----- Data lines -----

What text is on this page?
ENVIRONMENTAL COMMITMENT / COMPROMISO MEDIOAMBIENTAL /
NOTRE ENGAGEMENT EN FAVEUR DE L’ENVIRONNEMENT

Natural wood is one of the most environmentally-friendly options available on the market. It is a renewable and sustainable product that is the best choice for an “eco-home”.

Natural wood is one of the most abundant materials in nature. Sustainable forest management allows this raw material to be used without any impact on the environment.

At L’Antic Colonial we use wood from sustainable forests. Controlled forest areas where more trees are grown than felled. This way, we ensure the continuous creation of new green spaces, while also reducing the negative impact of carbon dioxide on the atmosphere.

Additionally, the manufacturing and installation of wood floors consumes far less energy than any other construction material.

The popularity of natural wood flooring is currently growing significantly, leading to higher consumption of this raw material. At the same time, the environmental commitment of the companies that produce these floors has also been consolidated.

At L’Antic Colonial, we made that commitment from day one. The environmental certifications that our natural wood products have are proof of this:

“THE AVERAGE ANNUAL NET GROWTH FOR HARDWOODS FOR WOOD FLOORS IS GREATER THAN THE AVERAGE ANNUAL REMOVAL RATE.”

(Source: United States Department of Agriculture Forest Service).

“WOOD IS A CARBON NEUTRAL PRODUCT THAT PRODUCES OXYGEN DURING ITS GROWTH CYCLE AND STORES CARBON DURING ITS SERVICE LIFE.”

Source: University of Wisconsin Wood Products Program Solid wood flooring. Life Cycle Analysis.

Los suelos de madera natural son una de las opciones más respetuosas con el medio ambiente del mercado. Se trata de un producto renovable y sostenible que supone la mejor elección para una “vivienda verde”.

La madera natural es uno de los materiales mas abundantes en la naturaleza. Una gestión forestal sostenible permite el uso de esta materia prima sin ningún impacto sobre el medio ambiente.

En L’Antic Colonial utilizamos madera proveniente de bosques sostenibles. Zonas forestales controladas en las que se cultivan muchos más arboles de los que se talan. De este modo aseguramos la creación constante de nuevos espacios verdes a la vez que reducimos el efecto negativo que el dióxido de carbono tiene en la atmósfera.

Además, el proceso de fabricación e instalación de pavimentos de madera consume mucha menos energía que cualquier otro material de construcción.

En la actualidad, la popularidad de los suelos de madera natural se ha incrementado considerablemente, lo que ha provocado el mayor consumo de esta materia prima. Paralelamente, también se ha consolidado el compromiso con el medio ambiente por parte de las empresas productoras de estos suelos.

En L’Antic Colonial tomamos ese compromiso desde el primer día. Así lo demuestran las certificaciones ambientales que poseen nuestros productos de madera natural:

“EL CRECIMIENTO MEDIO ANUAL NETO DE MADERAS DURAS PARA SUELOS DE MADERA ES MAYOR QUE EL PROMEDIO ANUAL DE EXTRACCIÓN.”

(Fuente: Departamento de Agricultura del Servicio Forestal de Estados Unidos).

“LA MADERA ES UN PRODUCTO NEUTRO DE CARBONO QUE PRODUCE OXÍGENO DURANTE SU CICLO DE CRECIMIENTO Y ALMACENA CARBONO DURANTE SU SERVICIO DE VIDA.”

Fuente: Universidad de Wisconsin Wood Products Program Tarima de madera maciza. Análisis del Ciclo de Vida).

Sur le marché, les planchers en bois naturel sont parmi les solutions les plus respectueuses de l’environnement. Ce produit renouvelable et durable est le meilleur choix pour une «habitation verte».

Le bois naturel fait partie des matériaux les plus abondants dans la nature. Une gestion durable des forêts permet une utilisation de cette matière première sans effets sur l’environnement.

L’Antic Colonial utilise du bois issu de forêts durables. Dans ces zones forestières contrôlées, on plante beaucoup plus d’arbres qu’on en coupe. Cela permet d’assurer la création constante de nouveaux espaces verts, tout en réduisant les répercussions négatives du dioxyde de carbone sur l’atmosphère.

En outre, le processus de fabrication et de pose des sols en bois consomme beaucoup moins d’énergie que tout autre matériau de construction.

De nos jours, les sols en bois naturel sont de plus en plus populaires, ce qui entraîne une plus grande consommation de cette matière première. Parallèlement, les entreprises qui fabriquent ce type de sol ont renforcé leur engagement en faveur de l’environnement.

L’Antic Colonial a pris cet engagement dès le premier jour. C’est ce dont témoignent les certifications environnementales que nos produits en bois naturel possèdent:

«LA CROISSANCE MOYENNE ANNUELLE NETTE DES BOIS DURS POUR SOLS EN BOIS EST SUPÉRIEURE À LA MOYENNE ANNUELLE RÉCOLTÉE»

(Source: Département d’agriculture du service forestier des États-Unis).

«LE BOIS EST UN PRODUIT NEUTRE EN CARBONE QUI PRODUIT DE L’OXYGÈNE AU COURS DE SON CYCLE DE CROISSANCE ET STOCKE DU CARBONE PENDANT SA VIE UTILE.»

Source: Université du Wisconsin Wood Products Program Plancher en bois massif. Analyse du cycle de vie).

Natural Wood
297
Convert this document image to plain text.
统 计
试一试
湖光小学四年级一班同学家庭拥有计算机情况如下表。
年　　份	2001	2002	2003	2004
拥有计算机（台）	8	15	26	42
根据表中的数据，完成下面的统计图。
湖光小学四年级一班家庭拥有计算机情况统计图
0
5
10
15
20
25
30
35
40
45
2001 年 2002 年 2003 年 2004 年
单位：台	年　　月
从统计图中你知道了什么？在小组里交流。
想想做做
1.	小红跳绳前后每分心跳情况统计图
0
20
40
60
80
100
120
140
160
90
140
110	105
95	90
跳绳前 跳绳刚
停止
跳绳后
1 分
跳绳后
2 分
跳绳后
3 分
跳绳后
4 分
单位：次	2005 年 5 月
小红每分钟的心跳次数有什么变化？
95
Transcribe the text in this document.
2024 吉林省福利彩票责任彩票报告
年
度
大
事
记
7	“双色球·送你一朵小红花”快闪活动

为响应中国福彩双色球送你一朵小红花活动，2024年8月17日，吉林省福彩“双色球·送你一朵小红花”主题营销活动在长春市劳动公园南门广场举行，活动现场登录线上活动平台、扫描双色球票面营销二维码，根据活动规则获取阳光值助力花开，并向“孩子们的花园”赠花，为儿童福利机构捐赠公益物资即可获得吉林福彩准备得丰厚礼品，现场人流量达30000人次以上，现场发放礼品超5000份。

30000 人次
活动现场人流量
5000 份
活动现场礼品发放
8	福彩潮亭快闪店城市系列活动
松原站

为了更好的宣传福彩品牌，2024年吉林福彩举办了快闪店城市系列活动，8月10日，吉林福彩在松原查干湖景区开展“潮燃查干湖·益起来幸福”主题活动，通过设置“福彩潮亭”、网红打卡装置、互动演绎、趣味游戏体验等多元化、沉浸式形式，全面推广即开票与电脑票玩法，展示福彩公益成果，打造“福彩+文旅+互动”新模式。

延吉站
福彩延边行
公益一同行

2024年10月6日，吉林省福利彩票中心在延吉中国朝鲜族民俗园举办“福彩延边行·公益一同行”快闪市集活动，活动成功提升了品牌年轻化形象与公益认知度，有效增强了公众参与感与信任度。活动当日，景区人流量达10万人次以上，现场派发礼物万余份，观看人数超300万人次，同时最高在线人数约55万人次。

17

-----

> [What this task involves]: Reproduce the material in full, with no word added or dropped.

> [Written answer]:
What text is on this page?
ENVIRONMENTAL COMMITMENT / COMPROMISO MEDIOAMBIENTAL /
NOTRE ENGAGEMENT EN FAVEUR DE L’ENVIRONNEMENT

Natural wood is one of the most environmentally-friendly options available on the market. It is a renewable and sustainable product that is the best choice for an “eco-home”.

Natural wood is one of the most abundant materials in nature. Sustainable forest management allows this raw material to be used without any impact on the environment.

At L’Antic Colonial we use wood from sustainable forests. Controlled forest areas where more trees are grown than felled. This way, we ensure the continuous creation of new green spaces, while also reducing the negative impact of carbon dioxide on the atmosphere.

Additionally, the manufacturing and installation of wood floors consumes far less energy than any other construction material.

The popularity of natural wood flooring is currently growing significantly, leading to higher consumption of this raw material. At the same time, the environmental commitment of the companies that produce these floors has also been consolidated.

At L’Antic Colonial, we made that commitment from day one. The environmental certifications that our natural wood products have are proof of this:

“THE AVERAGE ANNUAL NET GROWTH FOR HARDWOODS FOR WOOD FLOORS IS GREATER THAN THE AVERAGE ANNUAL REMOVAL RATE.”

(Source: United States Department of Agriculture Forest Service).

“WOOD IS A CARBON NEUTRAL PRODUCT THAT PRODUCES OXYGEN DURING ITS GROWTH CYCLE AND STORES CARBON DURING ITS SERVICE LIFE.”

Source: University of Wisconsin Wood Products Program Solid wood flooring. Life Cycle Analysis.

Los suelos de madera natural son una de las opciones más respetuosas con el medio ambiente del mercado. Se trata de un producto renovable y sostenible que supone la mejor elección para una “vivienda verde”.

La madera natural es uno de los materiales mas abundantes en la naturaleza. Una gestión forestal sostenible permite el uso de esta materia prima sin ningún impacto sobre el medio ambiente.

En L’Antic Colonial utilizamos madera proveniente de bosques sostenibles. Zonas forestales controladas en las que se cultivan muchos más arboles de los que se talan. De este modo aseguramos la creación constante de nuevos espacios verdes a la vez que reducimos el efecto negativo que el dióxido de carbono tiene en la atmósfera.

Además, el proceso de fabricación e instalación de pavimentos de madera consume mucha menos energía que cualquier otro material de construcción.

En la actualidad, la popularidad de los suelos de madera natural se ha incrementado considerablemente, lo que ha provocado el mayor consumo de esta materia prima. Paralelamente, también se ha consolidado el compromiso con el medio ambiente por parte de las empresas productoras de estos suelos.

En L’Antic Colonial tomamos ese compromiso desde el primer día. Así lo demuestran las certificaciones ambientales que poseen nuestros productos de madera natural:

“EL CRECIMIENTO MEDIO ANUAL NETO DE MADERAS DURAS PARA SUELOS DE MADERA ES MAYOR QUE EL PROMEDIO ANUAL DE EXTRACCIÓN.”

(Fuente: Departamento de Agricultura del Servicio Forestal de Estados Unidos).

“LA MADERA ES UN PRODUCTO NEUTRO DE CARBONO QUE PRODUCE OXÍGENO DURANTE SU CICLO DE CRECIMIENTO Y ALMACENA CARBONO DURANTE SU SERVICIO DE VIDA.”

Fuente: Universidad de Wisconsin Wood Products Program Tarima de madera maciza. Análisis del Ciclo de Vida).

Sur le marché, les planchers en bois naturel sont parmi les solutions les plus respectueuses de l’environnement. Ce produit renouvelable et durable est le meilleur choix pour une «habitation verte».

Le bois naturel fait partie des matériaux les plus abondants dans la nature. Une gestion durable des forêts permet une utilisation de cette matière première sans effets sur l’environnement.

L’Antic Colonial utilise du bois issu de forêts durables. Dans ces zones forestières contrôlées, on plante beaucoup plus d’arbres qu’on en coupe. Cela permet d’assurer la création constante de nouveaux espaces verts, tout en réduisant les répercussions négatives du dioxyde de carbone sur l’atmosphère.

En outre, le processus de fabrication et de pose des sols en bois consomme beaucoup moins d’énergie que tout autre matériau de construction.

De nos jours, les sols en bois naturel sont de plus en plus populaires, ce qui entraîne une plus grande consommation de cette matière première. Parallèlement, les entreprises qui fabriquent ce type de sol ont renforcé leur engagement en faveur de l’environnement.

L’Antic Colonial a pris cet engagement dès le premier jour. C’est ce dont témoignent les certifications environnementales que nos produits en bois naturel possèdent:

«LA CROISSANCE MOYENNE ANNUELLE NETTE DES BOIS DURS POUR SOLS EN BOIS EST SUPÉRIEURE À LA MOYENNE ANNUELLE RÉCOLTÉE»

(Source: Département d’agriculture du service forestier des États-Unis).

«LE BOIS EST UN PRODUIT NEUTRE EN CARBONE QUI PRODUIT DE L’OXYGÈNE AU COURS DE SON CYCLE DE CROISSANCE ET STOCKE DU CARBONE PENDANT SA VIE UTILE.»

Source: Université du Wisconsin Wood Products Program Plancher en bois massif. Analyse du cycle de vie).

Natural Wood
297
Convert this document image to plain text.
统 计
试一试
湖光小学四年级一班同学家庭拥有计算机情况如下表。
年　　份	2001	2002	2003	2004
拥有计算机（台）	8	15	26	42
根据表中的数据，完成下面的统计图。
湖光小学四年级一班家庭拥有计算机情况统计图
0
5
10
15
20
25
30
35
40
45
2001 年 2002 年 2003 年 2004 年
单位：台	年　　月
从统计图中你知道了什么？在小组里交流。
想想做做
1.	小红跳绳前后每分心跳情况统计图
0
20
40
60
80
100
120
140
160
90
140
110	105
95	90
跳绳前 跳绳刚
停止
跳绳后
1 分
跳绳后
2 分
跳绳后
3 分
跳绳后
4 分
单位：次	2005 年 5 月
小红每分钟的心跳次数有什么变化？
95
Transcribe the text in this document.
2024 吉林省福利彩票责任彩票报告
年
度
大
事
记
7	“双色球·送你一朵小红花”快闪活动

为响应中国福彩双色球送你一朵小红花活动，2024年8月17日，吉林省福彩“双色球·送你一朵小红花”主题营销活动在长春市劳动公园南门广场举行，活动现场登录线上活动平台、扫描双色球票面营销二维码，根据活动规则获取阳光值助力花开，并向“孩子们的花园”赠花，为儿童福利机构捐赠公益物资即可获得吉林福彩准备得丰厚礼品，现场人流量达30000人次以上，现场发放礼品超5000份。

30000 人次
活动现场人流量
5000 份
活动现场礼品发放
8	福彩潮亭快闪店城市系列活动
松原站

为了更好的宣传福彩品牌，2024年吉林福彩举办了快闪店城市系列活动，8月10日，吉林福彩在松原查干湖景区开展“潮燃查干湖·益起来幸福”主题活动，通过设置“福彩潮亭”、网红打卡装置、互动演绎、趣味游戏体验等多元化、沉浸式形式，全面推广即开票与电脑票玩法，展示福彩公益成果，打造“福彩+文旅+互动”新模式。

延吉站
福彩延边行
公益一同行

2024年10月6日，吉林省福利彩票中心在延吉中国朝鲜族民俗园举办“福彩延边行·公益一同行”快闪市集活动，活动成功提升了品牌年轻化形象与公益认知度，有效增强了公众参与感与信任度。活动当日，景区人流量达10万人次以上，现场派发礼物万余份，观看人数超300万人次，同时最高在线人数约55万人次。

17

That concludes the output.